--- start Available data ---

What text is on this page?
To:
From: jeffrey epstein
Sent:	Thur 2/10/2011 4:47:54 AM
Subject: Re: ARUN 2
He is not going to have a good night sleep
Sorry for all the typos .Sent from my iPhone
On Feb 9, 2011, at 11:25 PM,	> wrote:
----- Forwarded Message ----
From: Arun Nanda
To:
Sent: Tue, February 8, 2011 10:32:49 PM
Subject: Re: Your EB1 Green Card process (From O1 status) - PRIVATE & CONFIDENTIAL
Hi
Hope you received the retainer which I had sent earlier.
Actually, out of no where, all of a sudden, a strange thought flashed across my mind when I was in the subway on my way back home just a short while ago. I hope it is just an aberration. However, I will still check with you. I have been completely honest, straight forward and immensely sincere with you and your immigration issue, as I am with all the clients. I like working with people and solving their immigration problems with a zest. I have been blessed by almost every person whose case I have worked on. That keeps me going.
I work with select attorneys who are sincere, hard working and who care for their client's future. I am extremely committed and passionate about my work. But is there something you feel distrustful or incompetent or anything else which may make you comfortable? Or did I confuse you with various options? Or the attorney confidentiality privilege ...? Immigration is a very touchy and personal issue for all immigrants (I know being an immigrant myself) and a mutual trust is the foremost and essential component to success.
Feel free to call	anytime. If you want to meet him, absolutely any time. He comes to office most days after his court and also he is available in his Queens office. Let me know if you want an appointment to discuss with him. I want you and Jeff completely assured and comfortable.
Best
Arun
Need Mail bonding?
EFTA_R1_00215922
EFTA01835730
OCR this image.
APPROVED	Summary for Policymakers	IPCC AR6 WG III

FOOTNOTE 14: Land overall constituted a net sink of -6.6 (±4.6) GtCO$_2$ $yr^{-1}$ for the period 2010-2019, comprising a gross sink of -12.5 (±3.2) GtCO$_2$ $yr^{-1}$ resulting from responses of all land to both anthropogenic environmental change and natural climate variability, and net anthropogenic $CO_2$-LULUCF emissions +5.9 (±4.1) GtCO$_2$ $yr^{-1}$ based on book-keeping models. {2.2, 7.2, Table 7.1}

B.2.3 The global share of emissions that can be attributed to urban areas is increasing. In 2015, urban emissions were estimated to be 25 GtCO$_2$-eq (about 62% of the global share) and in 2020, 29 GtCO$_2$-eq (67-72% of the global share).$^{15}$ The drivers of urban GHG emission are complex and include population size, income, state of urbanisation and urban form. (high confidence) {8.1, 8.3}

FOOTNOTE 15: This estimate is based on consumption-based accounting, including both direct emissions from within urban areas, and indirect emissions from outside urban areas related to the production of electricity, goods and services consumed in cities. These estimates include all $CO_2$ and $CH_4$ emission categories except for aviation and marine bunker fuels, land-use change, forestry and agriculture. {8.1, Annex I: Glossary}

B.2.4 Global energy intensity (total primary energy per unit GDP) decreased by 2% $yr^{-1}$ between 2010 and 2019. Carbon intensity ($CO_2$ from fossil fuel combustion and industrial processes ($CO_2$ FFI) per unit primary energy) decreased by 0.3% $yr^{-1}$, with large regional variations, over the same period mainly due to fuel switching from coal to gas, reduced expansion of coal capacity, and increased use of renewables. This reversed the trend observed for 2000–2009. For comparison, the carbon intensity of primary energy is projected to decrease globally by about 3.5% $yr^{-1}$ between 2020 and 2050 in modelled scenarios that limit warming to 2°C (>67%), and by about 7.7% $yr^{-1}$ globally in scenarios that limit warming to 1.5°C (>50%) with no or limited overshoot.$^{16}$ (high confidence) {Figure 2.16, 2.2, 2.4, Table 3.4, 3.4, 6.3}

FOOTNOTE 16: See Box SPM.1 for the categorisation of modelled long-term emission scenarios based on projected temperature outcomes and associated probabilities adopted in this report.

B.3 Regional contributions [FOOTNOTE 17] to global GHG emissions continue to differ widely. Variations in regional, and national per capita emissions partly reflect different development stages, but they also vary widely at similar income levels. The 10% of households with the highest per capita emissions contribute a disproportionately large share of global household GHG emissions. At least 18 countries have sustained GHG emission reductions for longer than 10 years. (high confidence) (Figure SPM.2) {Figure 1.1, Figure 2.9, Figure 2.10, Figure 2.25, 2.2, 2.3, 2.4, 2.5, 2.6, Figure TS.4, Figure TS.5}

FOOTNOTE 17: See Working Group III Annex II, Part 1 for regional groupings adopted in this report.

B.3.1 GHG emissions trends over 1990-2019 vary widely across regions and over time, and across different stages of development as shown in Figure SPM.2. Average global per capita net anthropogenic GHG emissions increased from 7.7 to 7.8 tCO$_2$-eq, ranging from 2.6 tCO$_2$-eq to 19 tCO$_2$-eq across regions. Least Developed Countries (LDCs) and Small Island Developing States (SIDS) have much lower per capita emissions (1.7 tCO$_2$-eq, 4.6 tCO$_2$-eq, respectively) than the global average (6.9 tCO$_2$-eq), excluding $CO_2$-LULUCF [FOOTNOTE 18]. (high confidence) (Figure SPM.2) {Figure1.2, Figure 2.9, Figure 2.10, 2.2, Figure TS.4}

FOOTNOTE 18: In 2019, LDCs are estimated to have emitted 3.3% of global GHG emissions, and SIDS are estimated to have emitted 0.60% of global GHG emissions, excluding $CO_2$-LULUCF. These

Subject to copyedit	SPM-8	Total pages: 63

--- end Available data ---

Write out the full set of records exactly as given.

Final answer
What text is on this page?
To:
From: jeffrey epstein
Sent:	Thur 2/10/2011 4:47:54 AM
Subject: Re: ARUN 2
He is not going to have a good night sleep
Sorry for all the typos .Sent from my iPhone
On Feb 9, 2011, at 11:25 PM,	> wrote:
----- Forwarded Message ----
From: Arun Nanda
To:
Sent: Tue, February 8, 2011 10:32:49 PM
Subject: Re: Your EB1 Green Card process (From O1 status) - PRIVATE & CONFIDENTIAL
Hi
Hope you received the retainer which I had sent earlier.
Actually, out of no where, all of a sudden, a strange thought flashed across my mind when I was in the subway on my way back home just a short while ago. I hope it is just an aberration. However, I will still check with you. I have been completely honest, straight forward and immensely sincere with you and your immigration issue, as I am with all the clients. I like working with people and solving their immigration problems with a zest. I have been blessed by almost every person whose case I have worked on. That keeps me going.
I work with select attorneys who are sincere, hard working and who care for their client's future. I am extremely committed and passionate about my work. But is there something you feel distrustful or incompetent or anything else which may make you comfortable? Or did I confuse you with various options? Or the attorney confidentiality privilege ...? Immigration is a very touchy and personal issue for all immigrants (I know being an immigrant myself) and a mutual trust is the foremost and essential component to success.
Feel free to call	anytime. If you want to meet him, absolutely any time. He comes to office most days after his court and also he is available in his Queens office. Let me know if you want an appointment to discuss with him. I want you and Jeff completely assured and comfortable.
Best
Arun
Need Mail bonding?
EFTA_R1_00215922
EFTA01835730
OCR this image.
APPROVED	Summary for Policymakers	IPCC AR6 WG III

FOOTNOTE 14: Land overall constituted a net sink of -6.6 (±4.6) GtCO$_2$ $yr^{-1}$ for the period 2010-2019, comprising a gross sink of -12.5 (±3.2) GtCO$_2$ $yr^{-1}$ resulting from responses of all land to both anthropogenic environmental change and natural climate variability, and net anthropogenic $CO_2$-LULUCF emissions +5.9 (±4.1) GtCO$_2$ $yr^{-1}$ based on book-keeping models. {2.2, 7.2, Table 7.1}

B.2.3 The global share of emissions that can be attributed to urban areas is increasing. In 2015, urban emissions were estimated to be 25 GtCO$_2$-eq (about 62% of the global share) and in 2020, 29 GtCO$_2$-eq (67-72% of the global share).$^{15}$ The drivers of urban GHG emission are complex and include population size, income, state of urbanisation and urban form. (high confidence) {8.1, 8.3}

FOOTNOTE 15: This estimate is based on consumption-based accounting, including both direct emissions from within urban areas, and indirect emissions from outside urban areas related to the production of electricity, goods and services consumed in cities. These estimates include all $CO_2$ and $CH_4$ emission categories except for aviation and marine bunker fuels, land-use change, forestry and agriculture. {8.1, Annex I: Glossary}

B.2.4 Global energy intensity (total primary energy per unit GDP) decreased by 2% $yr^{-1}$ between 2010 and 2019. Carbon intensity ($CO_2$ from fossil fuel combustion and industrial processes ($CO_2$ FFI) per unit primary energy) decreased by 0.3% $yr^{-1}$, with large regional variations, over the same period mainly due to fuel switching from coal to gas, reduced expansion of coal capacity, and increased use of renewables. This reversed the trend observed for 2000–2009. For comparison, the carbon intensity of primary energy is projected to decrease globally by about 3.5% $yr^{-1}$ between 2020 and 2050 in modelled scenarios that limit warming to 2°C (>67%), and by about 7.7% $yr^{-1}$ globally in scenarios that limit warming to 1.5°C (>50%) with no or limited overshoot.$^{16}$ (high confidence) {Figure 2.16, 2.2, 2.4, Table 3.4, 3.4, 6.3}

FOOTNOTE 16: See Box SPM.1 for the categorisation of modelled long-term emission scenarios based on projected temperature outcomes and associated probabilities adopted in this report.

B.3 Regional contributions [FOOTNOTE 17] to global GHG emissions continue to differ widely. Variations in regional, and national per capita emissions partly reflect different development stages, but they also vary widely at similar income levels. The 10% of households with the highest per capita emissions contribute a disproportionately large share of global household GHG emissions. At least 18 countries have sustained GHG emission reductions for longer than 10 years. (high confidence) (Figure SPM.2) {Figure 1.1, Figure 2.9, Figure 2.10, Figure 2.25, 2.2, 2.3, 2.4, 2.5, 2.6, Figure TS.4, Figure TS.5}

FOOTNOTE 17: See Working Group III Annex II, Part 1 for regional groupings adopted in this report.

B.3.1 GHG emissions trends over 1990-2019 vary widely across regions and over time, and across different stages of development as shown in Figure SPM.2. Average global per capita net anthropogenic GHG emissions increased from 7.7 to 7.8 tCO$_2$-eq, ranging from 2.6 tCO$_2$-eq to 19 tCO$_2$-eq across regions. Least Developed Countries (LDCs) and Small Island Developing States (SIDS) have much lower per capita emissions (1.7 tCO$_2$-eq, 4.6 tCO$_2$-eq, respectively) than the global average (6.9 tCO$_2$-eq), excluding $CO_2$-LULUCF [FOOTNOTE 18]. (high confidence) (Figure SPM.2) {Figure1.2, Figure 2.9, Figure 2.10, 2.2, Figure TS.4}

FOOTNOTE 18: In 2019, LDCs are estimated to have emitted 3.3% of global GHG emissions, and SIDS are estimated to have emitted 0.60% of global GHG emissions, excluding $CO_2$-LULUCF. These

Subject to copyedit	SPM-8	Total pages: 63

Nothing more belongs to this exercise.